• SUPPLIED ENTRIES:

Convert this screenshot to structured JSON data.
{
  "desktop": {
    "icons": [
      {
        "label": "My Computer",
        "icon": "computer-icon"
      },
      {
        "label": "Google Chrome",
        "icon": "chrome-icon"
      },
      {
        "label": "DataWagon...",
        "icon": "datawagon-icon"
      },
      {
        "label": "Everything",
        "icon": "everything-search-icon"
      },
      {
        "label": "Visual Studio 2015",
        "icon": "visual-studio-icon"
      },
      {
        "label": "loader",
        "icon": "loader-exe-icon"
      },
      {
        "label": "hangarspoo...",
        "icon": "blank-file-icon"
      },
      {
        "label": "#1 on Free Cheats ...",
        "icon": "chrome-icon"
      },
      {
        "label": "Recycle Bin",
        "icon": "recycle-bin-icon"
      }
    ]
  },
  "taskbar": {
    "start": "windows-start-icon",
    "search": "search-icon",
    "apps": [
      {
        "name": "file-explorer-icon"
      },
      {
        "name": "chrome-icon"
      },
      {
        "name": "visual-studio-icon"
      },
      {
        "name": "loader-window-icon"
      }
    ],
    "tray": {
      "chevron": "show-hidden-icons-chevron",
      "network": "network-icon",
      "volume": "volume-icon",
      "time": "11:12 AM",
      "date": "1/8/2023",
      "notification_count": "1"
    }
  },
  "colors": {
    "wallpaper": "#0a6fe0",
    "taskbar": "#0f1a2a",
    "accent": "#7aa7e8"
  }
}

• AIM:
Every line of the records above needs to be given again exactly.

• WRITTEN RESPONSE:
Convert this screenshot to structured JSON data.
{
  "desktop": {
    "icons": [
      {
        "label": "My Computer",
        "icon": "computer-icon"
      },
      {
        "label": "Google Chrome",
        "icon": "chrome-icon"
      },
      {
        "label": "DataWagon...",
        "icon": "datawagon-icon"
      },
      {
        "label": "Everything",
        "icon": "everything-search-icon"
      },
      {
        "label": "Visual Studio 2015",
        "icon": "visual-studio-icon"
      },
      {
        "label": "loader",
        "icon": "loader-exe-icon"
      },
      {
        "label": "hangarspoo...",
        "icon": "blank-file-icon"
      },
      {
        "label": "#1 on Free Cheats ...",
        "icon": "chrome-icon"
      },
      {
        "label": "Recycle Bin",
        "icon": "recycle-bin-icon"
      }
    ]
  },
  "taskbar": {
    "start": "windows-start-icon",
    "search": "search-icon",
    "apps": [
      {
        "name": "file-explorer-icon"
      },
      {
        "name": "chrome-icon"
      },
      {
        "name": "visual-studio-icon"
      },
      {
        "name": "loader-window-icon"
      }
    ],
    "tray": {
      "chevron": "show-hidden-icons-chevron",
      "network": "network-icon",
      "volume": "volume-icon",
      "time": "11:12 AM",
      "date": "1/8/2023",
      "notification_count": "1"
    }
  },
  "colors": {
    "wallpaper": "#0a6fe0",
    "taskbar": "#0f1a2a",
    "accent": "#7aa7e8"
  }
}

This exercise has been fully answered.